Work to be completed — Pictures appear in the records below; write out everything else exactly.

=== Materials provided ===

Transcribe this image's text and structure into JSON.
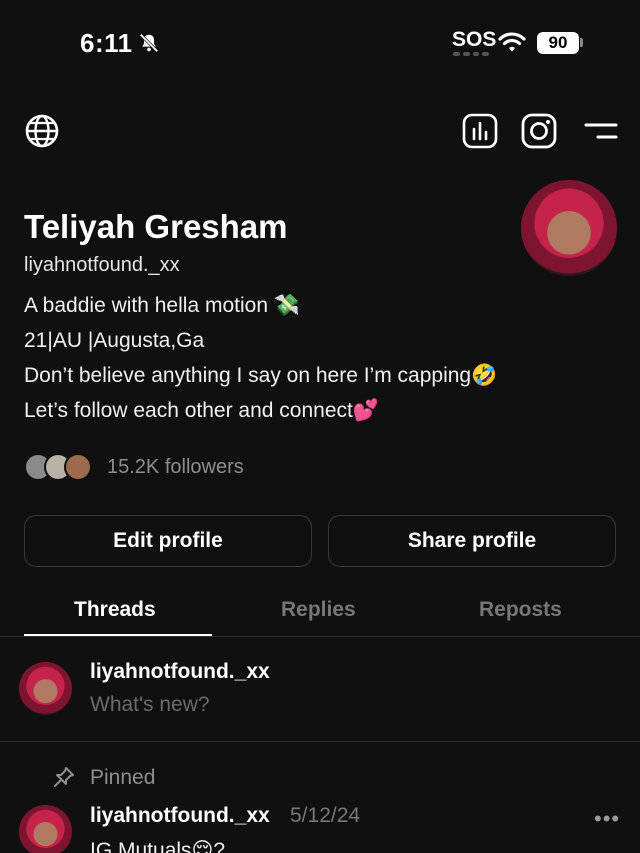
{
  "status_bar": {
    "time": "6:11",
    "carrier": "SOS",
    "battery": "90"
  },
  "nav": {
    "left_icon": "globe-icon",
    "right_icons": [
      "insights-icon",
      "instagram-icon",
      "menu-icon"
    ]
  },
  "profile": {
    "name": "Teliyah Gresham",
    "handle": "liyahnotfound._xx",
    "bio": [
      "A baddie with hella motion 💸",
      "21|AU |Augusta,Ga",
      "Don’t believe anything I say on here I’m capping🤣",
      "Let’s follow each other and connect💕"
    ],
    "followers": "15.2K followers"
  },
  "buttons": {
    "edit": "Edit profile",
    "share": "Share profile"
  },
  "tabs": {
    "items": [
      "Threads",
      "Replies",
      "Reposts"
    ],
    "active": "Threads"
  },
  "composer": {
    "username": "liyahnotfound._xx",
    "placeholder": "What's new?"
  },
  "pinned_post": {
    "label": "Pinned",
    "username": "liyahnotfound._xx",
    "date": "5/12/24",
    "more": "•••",
    "text": "IG Mutuals😌?"
  },
  "colors": {
    "background": "#101010",
    "text_primary": "#ffffff",
    "text_secondary": "#8e8e8e",
    "border": "#3a3a3a"
  }
}
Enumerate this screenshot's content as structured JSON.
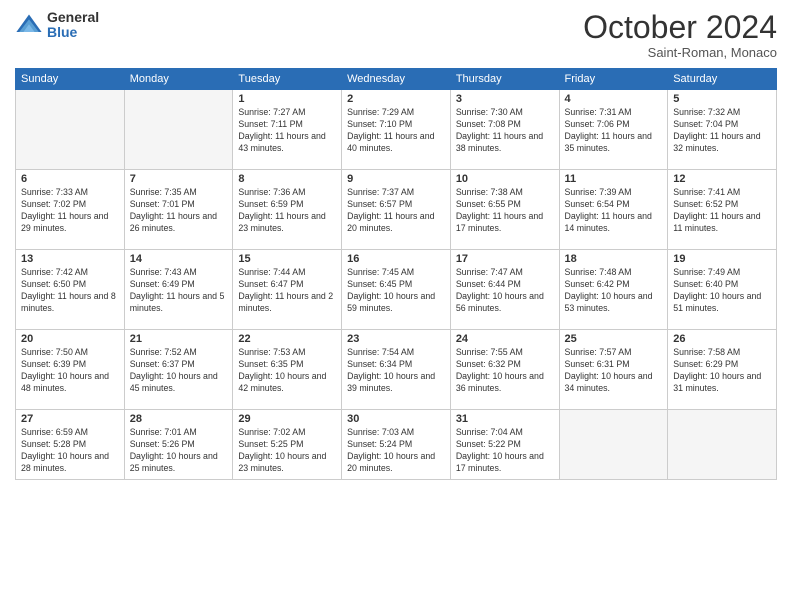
{
  "logo": {
    "general": "General",
    "blue": "Blue"
  },
  "header": {
    "month": "October 2024",
    "location": "Saint-Roman, Monaco"
  },
  "days_of_week": [
    "Sunday",
    "Monday",
    "Tuesday",
    "Wednesday",
    "Thursday",
    "Friday",
    "Saturday"
  ],
  "weeks": [
    [
      {
        "day": "",
        "content": ""
      },
      {
        "day": "",
        "content": ""
      },
      {
        "day": "1",
        "content": "Sunrise: 7:27 AM\nSunset: 7:11 PM\nDaylight: 11 hours and 43 minutes."
      },
      {
        "day": "2",
        "content": "Sunrise: 7:29 AM\nSunset: 7:10 PM\nDaylight: 11 hours and 40 minutes."
      },
      {
        "day": "3",
        "content": "Sunrise: 7:30 AM\nSunset: 7:08 PM\nDaylight: 11 hours and 38 minutes."
      },
      {
        "day": "4",
        "content": "Sunrise: 7:31 AM\nSunset: 7:06 PM\nDaylight: 11 hours and 35 minutes."
      },
      {
        "day": "5",
        "content": "Sunrise: 7:32 AM\nSunset: 7:04 PM\nDaylight: 11 hours and 32 minutes."
      }
    ],
    [
      {
        "day": "6",
        "content": "Sunrise: 7:33 AM\nSunset: 7:02 PM\nDaylight: 11 hours and 29 minutes."
      },
      {
        "day": "7",
        "content": "Sunrise: 7:35 AM\nSunset: 7:01 PM\nDaylight: 11 hours and 26 minutes."
      },
      {
        "day": "8",
        "content": "Sunrise: 7:36 AM\nSunset: 6:59 PM\nDaylight: 11 hours and 23 minutes."
      },
      {
        "day": "9",
        "content": "Sunrise: 7:37 AM\nSunset: 6:57 PM\nDaylight: 11 hours and 20 minutes."
      },
      {
        "day": "10",
        "content": "Sunrise: 7:38 AM\nSunset: 6:55 PM\nDaylight: 11 hours and 17 minutes."
      },
      {
        "day": "11",
        "content": "Sunrise: 7:39 AM\nSunset: 6:54 PM\nDaylight: 11 hours and 14 minutes."
      },
      {
        "day": "12",
        "content": "Sunrise: 7:41 AM\nSunset: 6:52 PM\nDaylight: 11 hours and 11 minutes."
      }
    ],
    [
      {
        "day": "13",
        "content": "Sunrise: 7:42 AM\nSunset: 6:50 PM\nDaylight: 11 hours and 8 minutes."
      },
      {
        "day": "14",
        "content": "Sunrise: 7:43 AM\nSunset: 6:49 PM\nDaylight: 11 hours and 5 minutes."
      },
      {
        "day": "15",
        "content": "Sunrise: 7:44 AM\nSunset: 6:47 PM\nDaylight: 11 hours and 2 minutes."
      },
      {
        "day": "16",
        "content": "Sunrise: 7:45 AM\nSunset: 6:45 PM\nDaylight: 10 hours and 59 minutes."
      },
      {
        "day": "17",
        "content": "Sunrise: 7:47 AM\nSunset: 6:44 PM\nDaylight: 10 hours and 56 minutes."
      },
      {
        "day": "18",
        "content": "Sunrise: 7:48 AM\nSunset: 6:42 PM\nDaylight: 10 hours and 53 minutes."
      },
      {
        "day": "19",
        "content": "Sunrise: 7:49 AM\nSunset: 6:40 PM\nDaylight: 10 hours and 51 minutes."
      }
    ],
    [
      {
        "day": "20",
        "content": "Sunrise: 7:50 AM\nSunset: 6:39 PM\nDaylight: 10 hours and 48 minutes."
      },
      {
        "day": "21",
        "content": "Sunrise: 7:52 AM\nSunset: 6:37 PM\nDaylight: 10 hours and 45 minutes."
      },
      {
        "day": "22",
        "content": "Sunrise: 7:53 AM\nSunset: 6:35 PM\nDaylight: 10 hours and 42 minutes."
      },
      {
        "day": "23",
        "content": "Sunrise: 7:54 AM\nSunset: 6:34 PM\nDaylight: 10 hours and 39 minutes."
      },
      {
        "day": "24",
        "content": "Sunrise: 7:55 AM\nSunset: 6:32 PM\nDaylight: 10 hours and 36 minutes."
      },
      {
        "day": "25",
        "content": "Sunrise: 7:57 AM\nSunset: 6:31 PM\nDaylight: 10 hours and 34 minutes."
      },
      {
        "day": "26",
        "content": "Sunrise: 7:58 AM\nSunset: 6:29 PM\nDaylight: 10 hours and 31 minutes."
      }
    ],
    [
      {
        "day": "27",
        "content": "Sunrise: 6:59 AM\nSunset: 5:28 PM\nDaylight: 10 hours and 28 minutes."
      },
      {
        "day": "28",
        "content": "Sunrise: 7:01 AM\nSunset: 5:26 PM\nDaylight: 10 hours and 25 minutes."
      },
      {
        "day": "29",
        "content": "Sunrise: 7:02 AM\nSunset: 5:25 PM\nDaylight: 10 hours and 23 minutes."
      },
      {
        "day": "30",
        "content": "Sunrise: 7:03 AM\nSunset: 5:24 PM\nDaylight: 10 hours and 20 minutes."
      },
      {
        "day": "31",
        "content": "Sunrise: 7:04 AM\nSunset: 5:22 PM\nDaylight: 10 hours and 17 minutes."
      },
      {
        "day": "",
        "content": ""
      },
      {
        "day": "",
        "content": ""
      }
    ]
  ]
}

===

Full answer —
Transcribe this image's text and structure into JSON.
{
  "status_bar": {
    "time": "6:11",
    "carrier": "SOS",
    "battery": "90"
  },
  "nav": {
    "left_icon": "globe-icon",
    "right_icons": [
      "insights-icon",
      "instagram-icon",
      "menu-icon"
    ]
  },
  "profile": {
    "name": "Teliyah Gresham",
    "handle": "liyahnotfound._xx",
    "bio": [
      "A baddie with hella motion 💸",
      "21|AU |Augusta,Ga",
      "Don’t believe anything I say on here I’m capping🤣",
      "Let’s follow each other and connect💕"
    ],
    "followers": "15.2K followers"
  },
  "buttons": {
    "edit": "Edit profile",
    "share": "Share profile"
  },
  "tabs": {
    "items": [
      "Threads",
      "Replies",
      "Reposts"
    ],
    "active": "Threads"
  },
  "composer": {
    "username": "liyahnotfound._xx",
    "placeholder": "What's new?"
  },
  "pinned_post": {
    "label": "Pinned",
    "username": "liyahnotfound._xx",
    "date": "5/12/24",
    "more": "•••",
    "text": "IG Mutuals😌?"
  },
  "colors": {
    "background": "#101010",
    "text_primary": "#ffffff",
    "text_secondary": "#8e8e8e",
    "border": "#3a3a3a"
  }
}
Enumerate this screenshot's content as structured JSON.
{
  "logo": {
    "general": "General",
    "blue": "Blue"
  },
  "header": {
    "month": "October 2024",
    "location": "Saint-Roman, Monaco"
  },
  "days_of_week": [
    "Sunday",
    "Monday",
    "Tuesday",
    "Wednesday",
    "Thursday",
    "Friday",
    "Saturday"
  ],
  "weeks": [
    [
      {
        "day": "",
        "content": ""
      },
      {
        "day": "",
        "content": ""
      },
      {
        "day": "1",
        "content": "Sunrise: 7:27 AM\nSunset: 7:11 PM\nDaylight: 11 hours and 43 minutes."
      },
      {
        "day": "2",
        "content": "Sunrise: 7:29 AM\nSunset: 7:10 PM\nDaylight: 11 hours and 40 minutes."
      },
      {
        "day": "3",
        "content": "Sunrise: 7:30 AM\nSunset: 7:08 PM\nDaylight: 11 hours and 38 minutes."
      },
      {
        "day": "4",
        "content": "Sunrise: 7:31 AM\nSunset: 7:06 PM\nDaylight: 11 hours and 35 minutes."
      },
      {
        "day": "5",
        "content": "Sunrise: 7:32 AM\nSunset: 7:04 PM\nDaylight: 11 hours and 32 minutes."
      }
    ],
    [
      {
        "day": "6",
        "content": "Sunrise: 7:33 AM\nSunset: 7:02 PM\nDaylight: 11 hours and 29 minutes."
      },
      {
        "day": "7",
        "content": "Sunrise: 7:35 AM\nSunset: 7:01 PM\nDaylight: 11 hours and 26 minutes."
      },
      {
        "day": "8",
        "content": "Sunrise: 7:36 AM\nSunset: 6:59 PM\nDaylight: 11 hours and 23 minutes."
      },
      {
        "day": "9",
        "content": "Sunrise: 7:37 AM\nSunset: 6:57 PM\nDaylight: 11 hours and 20 minutes."
      },
      {
        "day": "10",
        "content": "Sunrise: 7:38 AM\nSunset: 6:55 PM\nDaylight: 11 hours and 17 minutes."
      },
      {
        "day": "11",
        "content": "Sunrise: 7:39 AM\nSunset: 6:54 PM\nDaylight: 11 hours and 14 minutes."
      },
      {
        "day": "12",
        "content": "Sunrise: 7:41 AM\nSunset: 6:52 PM\nDaylight: 11 hours and 11 minutes."
      }
    ],
    [
      {
        "day": "13",
        "content": "Sunrise: 7:42 AM\nSunset: 6:50 PM\nDaylight: 11 hours and 8 minutes."
      },
      {
        "day": "14",
        "content": "Sunrise: 7:43 AM\nSunset: 6:49 PM\nDaylight: 11 hours and 5 minutes."
      },
      {
        "day": "15",
        "content": "Sunrise: 7:44 AM\nSunset: 6:47 PM\nDaylight: 11 hours and 2 minutes."
      },
      {
        "day": "16",
        "content": "Sunrise: 7:45 AM\nSunset: 6:45 PM\nDaylight: 10 hours and 59 minutes."
      },
      {
        "day": "17",
        "content": "Sunrise: 7:47 AM\nSunset: 6:44 PM\nDaylight: 10 hours and 56 minutes."
      },
      {
        "day": "18",
        "content": "Sunrise: 7:48 AM\nSunset: 6:42 PM\nDaylight: 10 hours and 53 minutes."
      },
      {
        "day": "19",
        "content": "Sunrise: 7:49 AM\nSunset: 6:40 PM\nDaylight: 10 hours and 51 minutes."
      }
    ],
    [
      {
        "day": "20",
        "content": "Sunrise: 7:50 AM\nSunset: 6:39 PM\nDaylight: 10 hours and 48 minutes."
      },
      {
        "day": "21",
        "content": "Sunrise: 7:52 AM\nSunset: 6:37 PM\nDaylight: 10 hours and 45 minutes."
      },
      {
        "day": "22",
        "content": "Sunrise: 7:53 AM\nSunset: 6:35 PM\nDaylight: 10 hours and 42 minutes."
      },
      {
        "day": "23",
        "content": "Sunrise: 7:54 AM\nSunset: 6:34 PM\nDaylight: 10 hours and 39 minutes."
      },
      {
        "day": "24",
        "content": "Sunrise: 7:55 AM\nSunset: 6:32 PM\nDaylight: 10 hours and 36 minutes."
      },
      {
        "day": "25",
        "content": "Sunrise: 7:57 AM\nSunset: 6:31 PM\nDaylight: 10 hours and 34 minutes."
      },
      {
        "day": "26",
        "content": "Sunrise: 7:58 AM\nSunset: 6:29 PM\nDaylight: 10 hours and 31 minutes."
      }
    ],
    [
      {
        "day": "27",
        "content": "Sunrise: 6:59 AM\nSunset: 5:28 PM\nDaylight: 10 hours and 28 minutes."
      },
      {
        "day": "28",
        "content": "Sunrise: 7:01 AM\nSunset: 5:26 PM\nDaylight: 10 hours and 25 minutes."
      },
      {
        "day": "29",
        "content": "Sunrise: 7:02 AM\nSunset: 5:25 PM\nDaylight: 10 hours and 23 minutes."
      },
      {
        "day": "30",
        "content": "Sunrise: 7:03 AM\nSunset: 5:24 PM\nDaylight: 10 hours and 20 minutes."
      },
      {
        "day": "31",
        "content": "Sunrise: 7:04 AM\nSunset: 5:22 PM\nDaylight: 10 hours and 17 minutes."
      },
      {
        "day": "",
        "content": ""
      },
      {
        "day": "",
        "content": ""
      }
    ]
  ]
}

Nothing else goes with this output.